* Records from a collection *
------------------------
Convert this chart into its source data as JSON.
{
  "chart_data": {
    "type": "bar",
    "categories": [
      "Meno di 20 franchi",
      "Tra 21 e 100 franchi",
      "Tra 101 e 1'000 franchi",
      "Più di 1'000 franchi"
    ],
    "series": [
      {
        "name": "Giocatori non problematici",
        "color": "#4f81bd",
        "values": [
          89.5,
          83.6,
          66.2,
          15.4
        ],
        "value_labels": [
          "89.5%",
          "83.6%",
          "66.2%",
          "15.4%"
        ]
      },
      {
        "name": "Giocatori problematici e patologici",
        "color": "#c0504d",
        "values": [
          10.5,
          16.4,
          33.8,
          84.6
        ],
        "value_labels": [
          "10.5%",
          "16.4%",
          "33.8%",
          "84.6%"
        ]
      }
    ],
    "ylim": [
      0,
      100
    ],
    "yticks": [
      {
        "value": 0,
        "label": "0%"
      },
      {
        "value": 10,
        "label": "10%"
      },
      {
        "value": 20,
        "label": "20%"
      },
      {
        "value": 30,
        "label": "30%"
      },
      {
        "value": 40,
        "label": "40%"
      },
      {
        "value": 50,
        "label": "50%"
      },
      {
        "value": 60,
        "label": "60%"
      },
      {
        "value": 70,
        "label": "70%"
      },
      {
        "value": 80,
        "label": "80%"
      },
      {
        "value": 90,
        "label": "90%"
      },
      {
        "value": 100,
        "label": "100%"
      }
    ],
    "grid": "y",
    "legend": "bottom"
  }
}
------------------------
* Work to complete *
Write each line above out exactly.

* Task response *
Convert this chart into its source data as JSON.
{
  "chart_data": {
    "type": "bar",
    "categories": [
      "Meno di 20 franchi",
      "Tra 21 e 100 franchi",
      "Tra 101 e 1'000 franchi",
      "Più di 1'000 franchi"
    ],
    "series": [
      {
        "name": "Giocatori non problematici",
        "color": "#4f81bd",
        "values": [
          89.5,
          83.6,
          66.2,
          15.4
        ],
        "value_labels": [
          "89.5%",
          "83.6%",
          "66.2%",
          "15.4%"
        ]
      },
      {
        "name": "Giocatori problematici e patologici",
        "color": "#c0504d",
        "values": [
          10.5,
          16.4,
          33.8,
          84.6
        ],
        "value_labels": [
          "10.5%",
          "16.4%",
          "33.8%",
          "84.6%"
        ]
      }
    ],
    "ylim": [
      0,
      100
    ],
    "yticks": [
      {
        "value": 0,
        "label": "0%"
      },
      {
        "value": 10,
        "label": "10%"
      },
      {
        "value": 20,
        "label": "20%"
      },
      {
        "value": 30,
        "label": "30%"
      },
      {
        "value": 40,
        "label": "40%"
      },
      {
        "value": 50,
        "label": "50%"
      },
      {
        "value": 60,
        "label": "60%"
      },
      {
        "value": 70,
        "label": "70%"
      },
      {
        "value": 80,
        "label": "80%"
      },
      {
        "value": 90,
        "label": "90%"
      },
      {
        "value": 100,
        "label": "100%"
      }
    ],
    "grid": "y",
    "legend": "bottom"
  }
}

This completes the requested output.